-- BRIEF --
Below are the records; pull every line that includes "name".

· · · · ·

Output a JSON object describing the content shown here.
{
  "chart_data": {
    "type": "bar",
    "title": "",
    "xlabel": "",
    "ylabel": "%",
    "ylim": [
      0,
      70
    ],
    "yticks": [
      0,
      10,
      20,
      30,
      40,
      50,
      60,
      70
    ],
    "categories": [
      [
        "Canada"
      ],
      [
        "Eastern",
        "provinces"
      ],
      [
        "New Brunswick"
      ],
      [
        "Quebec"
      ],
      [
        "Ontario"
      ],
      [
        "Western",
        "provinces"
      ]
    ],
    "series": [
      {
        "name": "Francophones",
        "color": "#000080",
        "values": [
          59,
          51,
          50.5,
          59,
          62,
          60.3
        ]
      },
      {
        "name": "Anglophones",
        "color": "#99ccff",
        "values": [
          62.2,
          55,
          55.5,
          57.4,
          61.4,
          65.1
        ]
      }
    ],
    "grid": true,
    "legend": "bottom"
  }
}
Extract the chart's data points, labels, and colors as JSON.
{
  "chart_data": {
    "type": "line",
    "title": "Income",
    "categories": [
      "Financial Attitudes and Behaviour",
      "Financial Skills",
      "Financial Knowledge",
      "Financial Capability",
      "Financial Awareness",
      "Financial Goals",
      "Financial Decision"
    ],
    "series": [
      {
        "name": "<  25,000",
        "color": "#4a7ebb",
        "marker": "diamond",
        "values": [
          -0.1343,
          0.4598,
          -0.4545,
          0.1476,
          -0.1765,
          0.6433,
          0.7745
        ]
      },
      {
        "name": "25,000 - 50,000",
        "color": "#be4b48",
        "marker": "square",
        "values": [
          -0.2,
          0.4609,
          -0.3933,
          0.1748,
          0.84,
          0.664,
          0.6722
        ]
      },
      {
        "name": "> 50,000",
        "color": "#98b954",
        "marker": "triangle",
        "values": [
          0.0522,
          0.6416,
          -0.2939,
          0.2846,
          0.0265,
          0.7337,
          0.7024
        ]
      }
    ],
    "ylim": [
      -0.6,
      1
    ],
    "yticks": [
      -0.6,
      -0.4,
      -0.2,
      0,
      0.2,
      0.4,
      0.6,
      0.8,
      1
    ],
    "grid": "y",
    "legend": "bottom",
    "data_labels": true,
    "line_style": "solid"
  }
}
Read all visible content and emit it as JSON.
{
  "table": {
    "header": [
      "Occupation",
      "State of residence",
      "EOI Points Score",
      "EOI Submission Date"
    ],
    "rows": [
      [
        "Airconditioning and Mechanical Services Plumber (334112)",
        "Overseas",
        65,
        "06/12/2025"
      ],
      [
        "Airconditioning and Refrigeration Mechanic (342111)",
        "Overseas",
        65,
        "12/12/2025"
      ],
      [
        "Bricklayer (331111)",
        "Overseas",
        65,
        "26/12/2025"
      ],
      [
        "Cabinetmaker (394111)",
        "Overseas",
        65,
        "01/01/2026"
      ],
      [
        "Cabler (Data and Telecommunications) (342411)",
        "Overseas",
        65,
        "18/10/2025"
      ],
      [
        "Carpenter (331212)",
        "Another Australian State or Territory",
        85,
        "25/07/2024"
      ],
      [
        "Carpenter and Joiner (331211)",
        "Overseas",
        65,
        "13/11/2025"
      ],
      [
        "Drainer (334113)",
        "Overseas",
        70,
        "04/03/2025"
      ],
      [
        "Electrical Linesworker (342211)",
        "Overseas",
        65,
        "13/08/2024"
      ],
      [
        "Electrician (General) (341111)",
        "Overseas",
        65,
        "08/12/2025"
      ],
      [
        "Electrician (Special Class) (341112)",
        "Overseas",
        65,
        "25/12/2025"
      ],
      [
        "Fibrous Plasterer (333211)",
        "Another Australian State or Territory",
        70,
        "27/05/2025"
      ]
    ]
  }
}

· · · · ·

-- COMPLETED TASK --
        "name": "Francophones",
        "name": "Anglophones",
        "name": "<  25,000",
        "name": "25,000 - 50,000",
        "name": "> 50,000",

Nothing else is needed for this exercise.